AIM OF THE EXERCISE: Only lines with the word "state" are needed; collect each of them from the listing below.

** Begin LISTED RECORDS **

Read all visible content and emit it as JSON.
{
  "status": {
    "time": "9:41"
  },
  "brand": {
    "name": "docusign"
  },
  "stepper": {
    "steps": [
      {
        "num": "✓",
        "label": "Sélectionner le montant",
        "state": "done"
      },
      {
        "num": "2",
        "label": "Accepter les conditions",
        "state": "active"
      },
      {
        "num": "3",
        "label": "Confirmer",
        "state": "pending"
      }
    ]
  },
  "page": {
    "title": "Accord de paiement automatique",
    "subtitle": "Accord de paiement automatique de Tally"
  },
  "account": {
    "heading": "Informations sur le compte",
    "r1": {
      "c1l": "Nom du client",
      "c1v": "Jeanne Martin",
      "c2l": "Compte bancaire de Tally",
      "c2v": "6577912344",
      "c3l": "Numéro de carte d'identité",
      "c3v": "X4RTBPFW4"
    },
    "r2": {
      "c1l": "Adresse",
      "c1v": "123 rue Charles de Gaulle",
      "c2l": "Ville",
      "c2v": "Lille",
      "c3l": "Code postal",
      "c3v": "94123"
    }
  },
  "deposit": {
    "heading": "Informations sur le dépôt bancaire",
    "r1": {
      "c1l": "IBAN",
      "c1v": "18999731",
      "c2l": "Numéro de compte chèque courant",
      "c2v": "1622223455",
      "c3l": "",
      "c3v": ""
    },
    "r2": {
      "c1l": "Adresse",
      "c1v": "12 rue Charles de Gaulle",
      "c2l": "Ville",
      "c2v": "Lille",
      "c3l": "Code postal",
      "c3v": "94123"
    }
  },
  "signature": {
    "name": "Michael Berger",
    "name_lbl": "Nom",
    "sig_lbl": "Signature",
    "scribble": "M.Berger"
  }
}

** End LISTED RECORDS **

REPLY:
        "state": "done"
        "state": "active"
        "state": "pending"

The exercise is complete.